WRITTEN PROBLEM -> Output each entry below as it stands, leaving out every picture.
------ RECORDS SHOWN
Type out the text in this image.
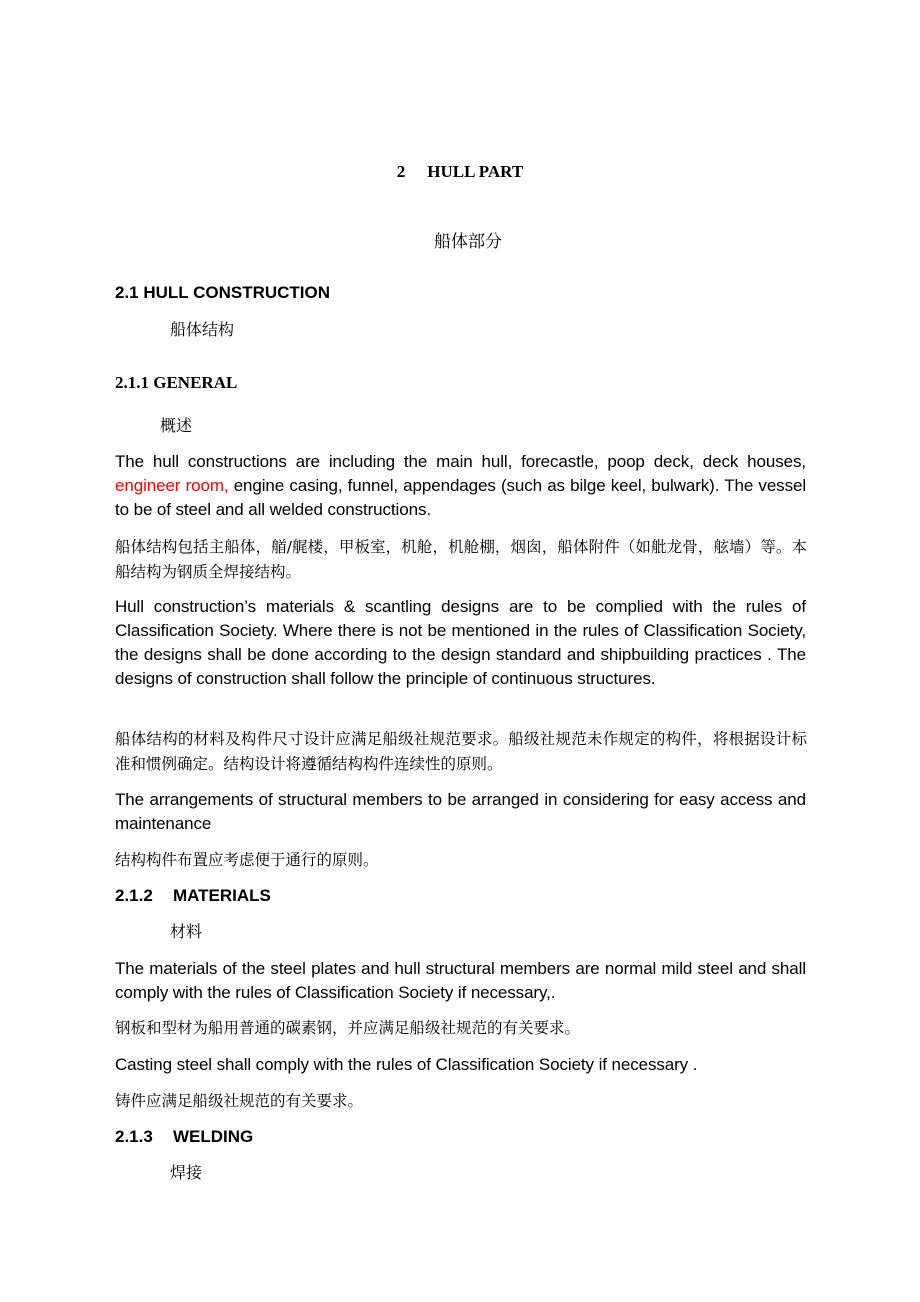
2 HULL PART
船体部分
2.1 HULL CONSTRUCTION
船体结构
2.1.1 GENERAL
概述

The hull constructions are including the main hull, forecastle, poop deck, deck houses, engineer room, engine casing, funnel, appendages (such as bilge keel, bulwark). The vessel to be of steel and all welded constructions.

船体结构包括主船体，艏/艉楼，甲板室，机舱，机舱棚，烟囱，船体附件（如舭龙骨，舷墙）等。本船结构为钢质全焊接结构。

Hull construction’s materials & scantling designs are to be complied with the rules of Classification Society. Where there is not be mentioned in the rules of Classification Society, the designs shall be done according to the design standard and shipbuilding practices . The designs of construction shall follow the principle of continuous structures.

船体结构的材料及构件尺寸设计应满足船级社规范要求。船级社规范未作规定的构件，将根据设计标准和惯例确定。结构设计将遵循结构构件连续性的原则。

The arrangements of structural members to be arranged in considering for easy access and maintenance

结构构件布置应考虑便于通行的原则。

2.1.2 MATERIALS
材料

The materials of the steel plates and hull structural members are normal mild steel and shall comply with the rules of Classification Society if necessary,.

钢板和型材为船用普通的碳素钢，并应满足船级社规范的有关要求。

Casting steel shall comply with the rules of Classification Society if necessary .

铸件应满足船级社规范的有关要求。

2.1.3 WELDING
焊接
------------
FINAL RESULT ->
Type out the text in this image.
2 HULL PART
船体部分
2.1 HULL CONSTRUCTION
船体结构
2.1.1 GENERAL
概述

The hull constructions are including the main hull, forecastle, poop deck, deck houses, engineer room, engine casing, funnel, appendages (such as bilge keel, bulwark). The vessel to be of steel and all welded constructions.

船体结构包括主船体，艏/艉楼，甲板室，机舱，机舱棚，烟囱，船体附件（如舭龙骨，舷墙）等。本船结构为钢质全焊接结构。

Hull construction’s materials & scantling designs are to be complied with the rules of Classification Society. Where there is not be mentioned in the rules of Classification Society, the designs shall be done according to the design standard and shipbuilding practices . The designs of construction shall follow the principle of continuous structures.

船体结构的材料及构件尺寸设计应满足船级社规范要求。船级社规范未作规定的构件，将根据设计标准和惯例确定。结构设计将遵循结构构件连续性的原则。

The arrangements of structural members to be arranged in considering for easy access and maintenance

结构构件布置应考虑便于通行的原则。

2.1.2 MATERIALS
材料

The materials of the steel plates and hull structural members are normal mild steel and shall comply with the rules of Classification Society if necessary,.

钢板和型材为船用普通的碳素钢，并应满足船级社规范的有关要求。

Casting steel shall comply with the rules of Classification Society if necessary .

铸件应满足船级社规范的有关要求。

2.1.3 WELDING
焊接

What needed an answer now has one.